**Dataset extract**
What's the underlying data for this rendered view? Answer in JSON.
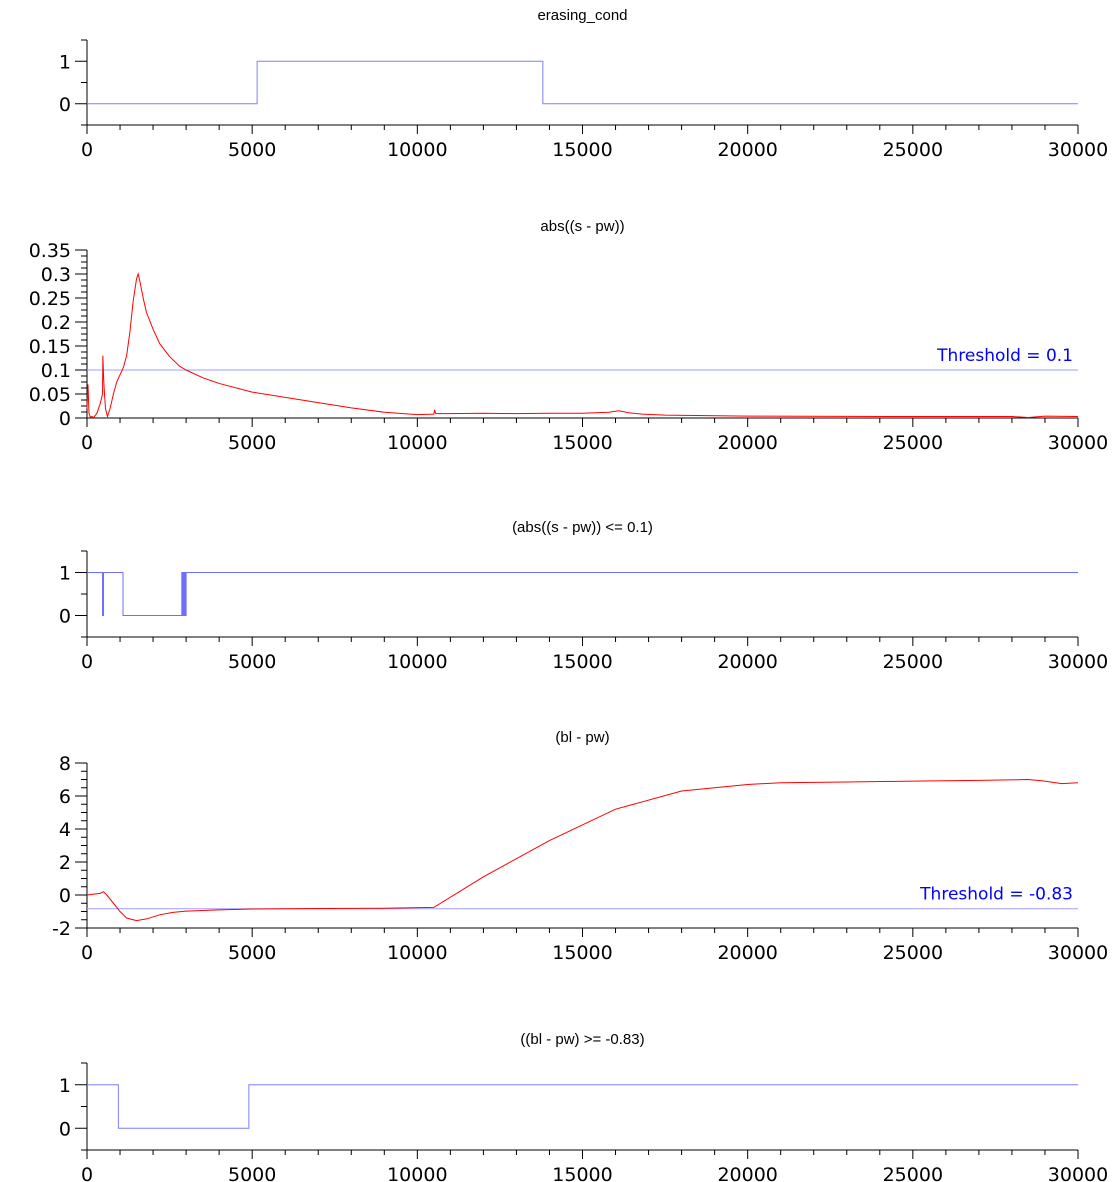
{
  "chart_data": [
    {
      "type": "line",
      "title": "erasing_cond",
      "xlim": [
        0,
        30000
      ],
      "ylim": [
        -0.5,
        1.5
      ],
      "xticks": [
        0,
        5000,
        10000,
        15000,
        20000,
        25000,
        30000
      ],
      "xtick_labels": [
        "0",
        "5000",
        "10000",
        "15000",
        "20000",
        "25000",
        "30000"
      ],
      "yticks": [
        0,
        1
      ],
      "ytick_labels": [
        "0",
        "1"
      ],
      "series": [
        {
          "color": "#7f7fff",
          "step": true,
          "x": [
            0,
            5150,
            5150,
            13800,
            13800,
            30000
          ],
          "y": [
            0,
            0,
            1,
            1,
            0,
            0
          ]
        }
      ]
    },
    {
      "type": "line",
      "title": "abs((s - pw))",
      "xlim": [
        0,
        30000
      ],
      "ylim": [
        0,
        0.35
      ],
      "xticks": [
        0,
        5000,
        10000,
        15000,
        20000,
        25000,
        30000
      ],
      "xtick_labels": [
        "0",
        "5000",
        "10000",
        "15000",
        "20000",
        "25000",
        "30000"
      ],
      "yticks": [
        0,
        0.05,
        0.1,
        0.15,
        0.2,
        0.25,
        0.3,
        0.35
      ],
      "ytick_labels": [
        "0",
        "0.05",
        "0.1",
        "0.15",
        "0.2",
        "0.25",
        "0.3",
        "0.35"
      ],
      "threshold": {
        "value": 0.1,
        "label": "Threshold = 0.1",
        "color": "#0000ff",
        "line_color": "#9f9fff"
      },
      "series": [
        {
          "color": "#ff0000",
          "x": [
            0,
            30,
            60,
            100,
            150,
            200,
            300,
            400,
            470,
            480,
            500,
            520,
            560,
            620,
            700,
            800,
            900,
            1000,
            1100,
            1200,
            1300,
            1400,
            1500,
            1550,
            1600,
            1700,
            1800,
            2000,
            2200,
            2500,
            2800,
            3000,
            3500,
            4000,
            5000,
            6000,
            7000,
            8000,
            9000,
            10000,
            10500,
            10520,
            10560,
            11000,
            12000,
            13000,
            14000,
            15000,
            15800,
            16100,
            16400,
            16800,
            17500,
            20000,
            25000,
            28000,
            28500,
            29000,
            30000
          ],
          "y": [
            0.02,
            0.07,
            0.01,
            0.002,
            0.003,
            0.001,
            0.01,
            0.03,
            0.05,
            0.13,
            0.09,
            0.06,
            0.02,
            0.003,
            0.02,
            0.05,
            0.075,
            0.09,
            0.105,
            0.13,
            0.18,
            0.245,
            0.29,
            0.3,
            0.285,
            0.25,
            0.22,
            0.185,
            0.155,
            0.128,
            0.108,
            0.1,
            0.084,
            0.072,
            0.054,
            0.043,
            0.032,
            0.021,
            0.012,
            0.007,
            0.008,
            0.017,
            0.009,
            0.009,
            0.01,
            0.009,
            0.01,
            0.01,
            0.012,
            0.015,
            0.011,
            0.008,
            0.006,
            0.004,
            0.003,
            0.003,
            0.001,
            0.004,
            0.003
          ]
        }
      ]
    },
    {
      "type": "line",
      "title": "(abs((s - pw)) <= 0.1)",
      "xlim": [
        0,
        30000
      ],
      "ylim": [
        -0.5,
        1.5
      ],
      "xticks": [
        0,
        5000,
        10000,
        15000,
        20000,
        25000,
        30000
      ],
      "xtick_labels": [
        "0",
        "5000",
        "10000",
        "15000",
        "20000",
        "25000",
        "30000"
      ],
      "yticks": [
        0,
        1
      ],
      "ytick_labels": [
        "0",
        "1"
      ],
      "series": [
        {
          "color": "#6f6fff",
          "step": true,
          "x": [
            0,
            470,
            470,
            500,
            500,
            1090,
            1090,
            2870,
            2870,
            2890,
            2890,
            2910,
            2910,
            2930,
            2930,
            2950,
            2950,
            2980,
            2980,
            3000,
            3000,
            30000
          ],
          "y": [
            1,
            1,
            0,
            0,
            1,
            1,
            0,
            0,
            1,
            1,
            0,
            0,
            1,
            1,
            0,
            0,
            1,
            1,
            0,
            0,
            1,
            1
          ]
        }
      ]
    },
    {
      "type": "line",
      "title": "(bl - pw)",
      "xlim": [
        0,
        30000
      ],
      "ylim": [
        -2,
        8
      ],
      "xticks": [
        0,
        5000,
        10000,
        15000,
        20000,
        25000,
        30000
      ],
      "xtick_labels": [
        "0",
        "5000",
        "10000",
        "15000",
        "20000",
        "25000",
        "30000"
      ],
      "yticks": [
        -2,
        0,
        2,
        4,
        6,
        8
      ],
      "ytick_labels": [
        "-2",
        "0",
        "2",
        "4",
        "6",
        "8"
      ],
      "threshold": {
        "value": -0.83,
        "label": "Threshold = -0.83",
        "color": "#0000ff",
        "line_color": "#9f9fff"
      },
      "series": [
        {
          "color": "#ff0000",
          "x": [
            0,
            200,
            400,
            500,
            600,
            800,
            1000,
            1200,
            1500,
            1800,
            2200,
            2600,
            3000,
            4000,
            5000,
            7000,
            9000,
            10500,
            12000,
            14000,
            16000,
            18000,
            19000,
            20000,
            21000,
            23000,
            25000,
            27000,
            28500,
            29000,
            29500,
            30000
          ],
          "y": [
            0.0,
            0.05,
            0.1,
            0.2,
            0.0,
            -0.5,
            -1.0,
            -1.4,
            -1.55,
            -1.45,
            -1.2,
            -1.05,
            -0.98,
            -0.9,
            -0.85,
            -0.82,
            -0.8,
            -0.75,
            1.1,
            3.3,
            5.2,
            6.3,
            6.5,
            6.7,
            6.8,
            6.85,
            6.9,
            6.95,
            7.0,
            6.9,
            6.75,
            6.8
          ]
        }
      ]
    },
    {
      "type": "line",
      "title": "((bl - pw) >= -0.83)",
      "xlim": [
        0,
        30000
      ],
      "ylim": [
        -0.5,
        1.5
      ],
      "xticks": [
        0,
        5000,
        10000,
        15000,
        20000,
        25000,
        30000
      ],
      "xtick_labels": [
        "0",
        "5000",
        "10000",
        "15000",
        "20000",
        "25000",
        "30000"
      ],
      "yticks": [
        0,
        1
      ],
      "ytick_labels": [
        "0",
        "1"
      ],
      "series": [
        {
          "color": "#7f7fff",
          "step": true,
          "x": [
            0,
            950,
            950,
            4900,
            4900,
            30000
          ],
          "y": [
            1,
            1,
            0,
            0,
            1,
            1
          ]
        }
      ]
    }
  ]
}
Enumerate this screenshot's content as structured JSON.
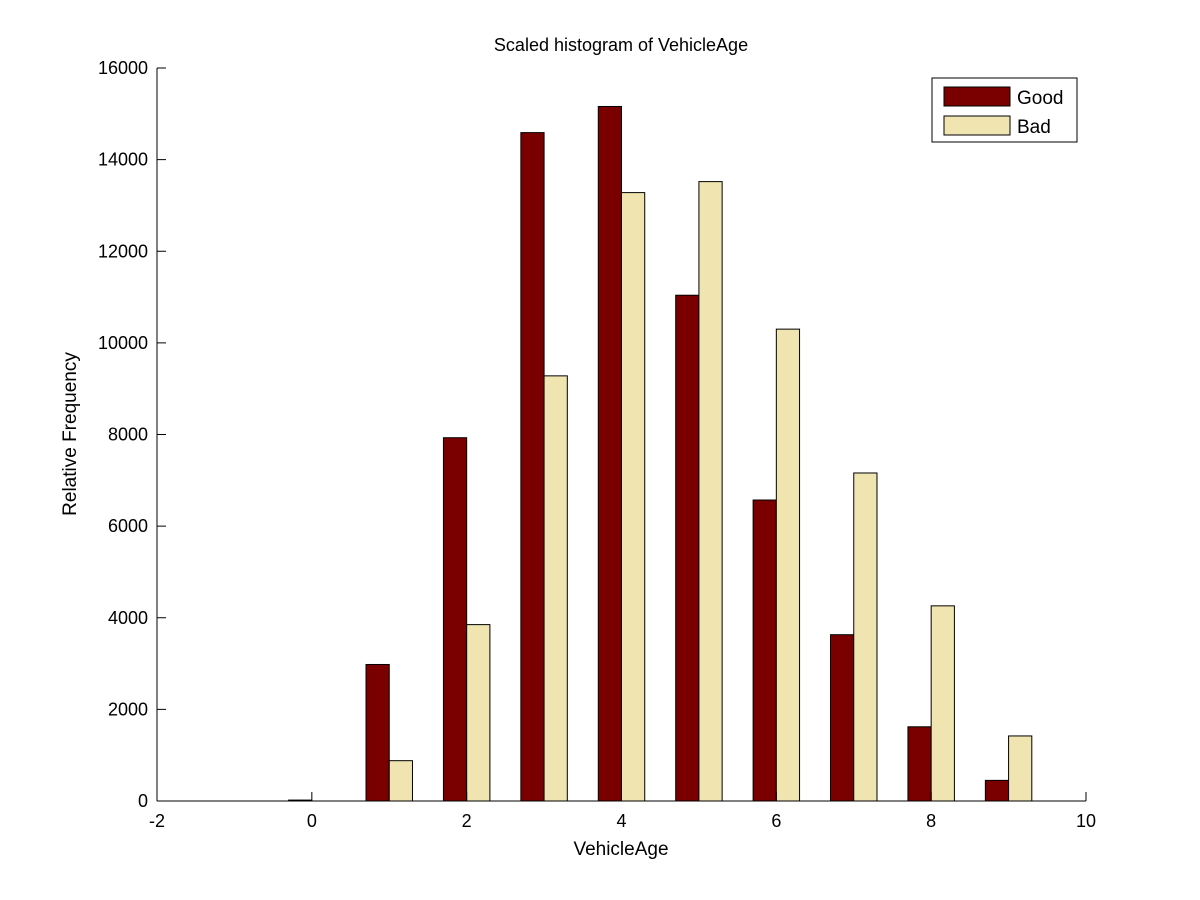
{
  "chart_data": {
    "type": "bar",
    "title": "Scaled histogram of VehicleAge",
    "xlabel": "VehicleAge",
    "ylabel": "Relative Frequency",
    "xlim": [
      -2,
      10
    ],
    "ylim": [
      0,
      16000
    ],
    "x_ticks": [
      "-2",
      "0",
      "2",
      "4",
      "6",
      "8",
      "10"
    ],
    "y_ticks": [
      "0",
      "2000",
      "4000",
      "6000",
      "8000",
      "10000",
      "12000",
      "14000",
      "16000"
    ],
    "x": [
      0,
      1,
      2,
      3,
      4,
      5,
      6,
      7,
      8,
      9
    ],
    "series": [
      {
        "name": "Good",
        "color": "#7a0000",
        "values": [
          20,
          2980,
          7930,
          14590,
          15160,
          11040,
          6570,
          3630,
          1620,
          450
        ]
      },
      {
        "name": "Bad",
        "color": "#f0e5b0",
        "values": [
          0,
          880,
          3850,
          9280,
          13280,
          13520,
          10300,
          7160,
          4260,
          1420
        ]
      }
    ],
    "grid": false,
    "legend_position": "top-right"
  }
}
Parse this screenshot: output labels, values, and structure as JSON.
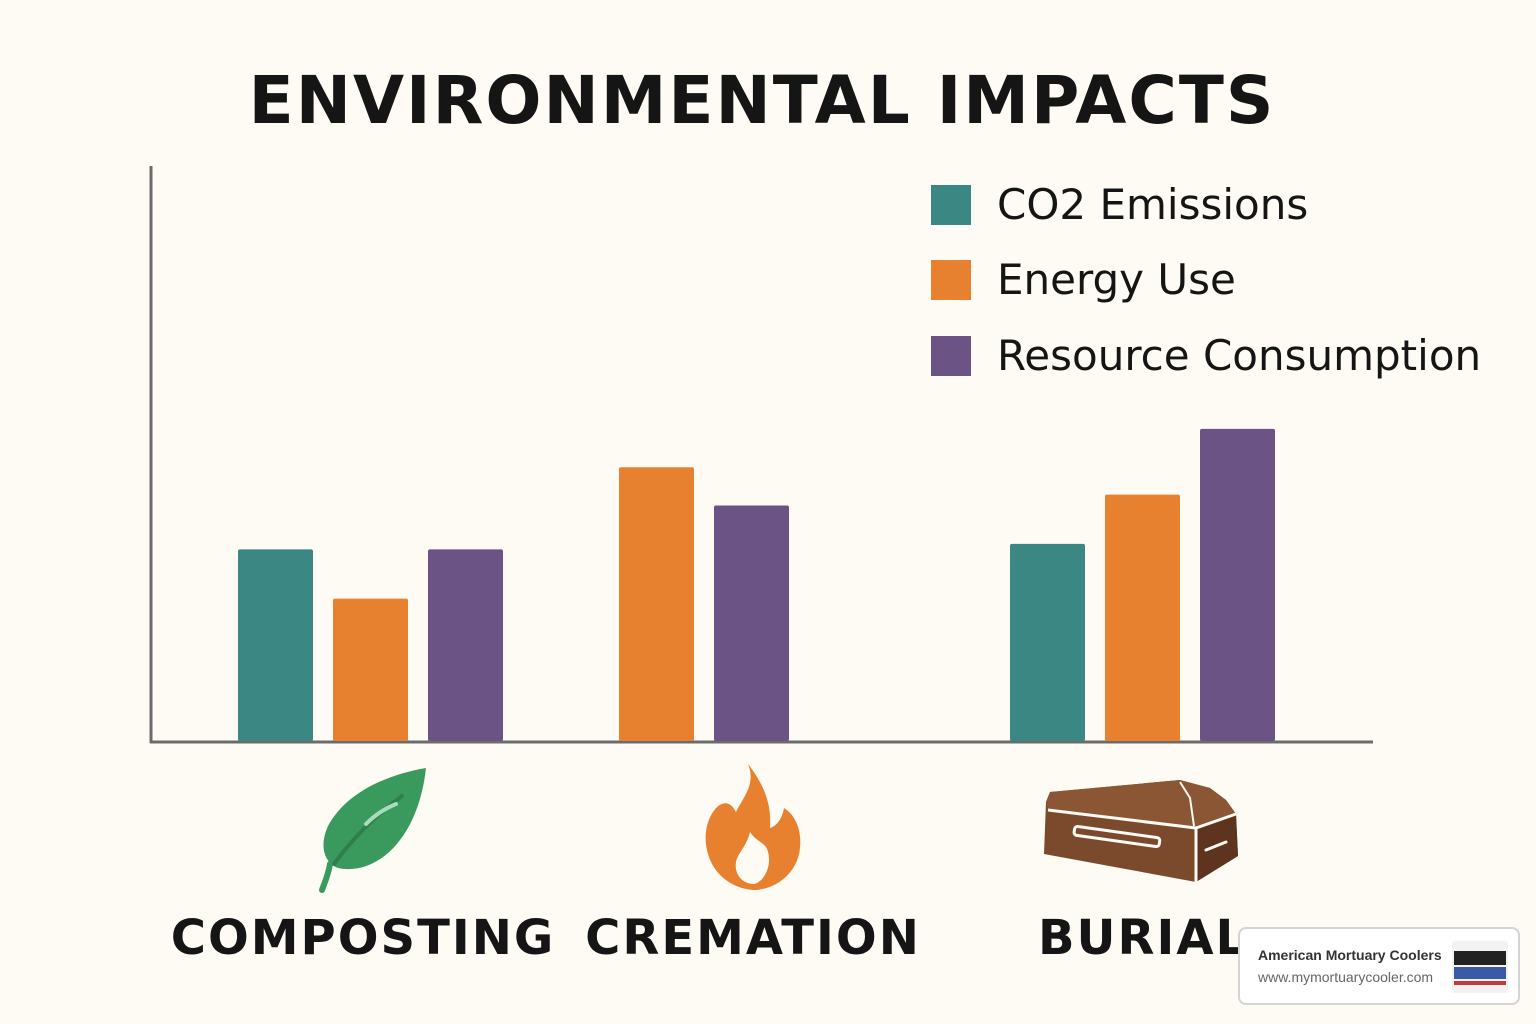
{
  "chart_data": {
    "type": "bar",
    "title": "ENVIRONMENTAL IMPACTS",
    "xlabel": "",
    "ylabel": "",
    "categories": [
      "COMPOSTING",
      "CREMATION",
      "BURIAL"
    ],
    "series": [
      {
        "name": "CO2 Emissions",
        "color": "#3a8783",
        "values": [
          3.5,
          null,
          3.6
        ]
      },
      {
        "name": "Energy Use",
        "color": "#e8812f",
        "values": [
          2.6,
          5.0,
          4.5
        ]
      },
      {
        "name": "Resource Consumption",
        "color": "#6c5385",
        "values": [
          3.5,
          4.3,
          5.7
        ]
      }
    ],
    "ylim": [
      0,
      10.5
    ],
    "grid": false,
    "legend_position": "top-right",
    "category_icons": [
      "leaf-icon",
      "flame-icon",
      "casket-icon"
    ]
  },
  "watermark": {
    "name": "American Mortuary Coolers",
    "url": "www.mymortuarycooler.com"
  }
}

**The task**
Reproduce every line from the entries that holds the word "right".

**Reply to the exercise**
    "legend_position": "top-right"
    "legend_position": "top-right",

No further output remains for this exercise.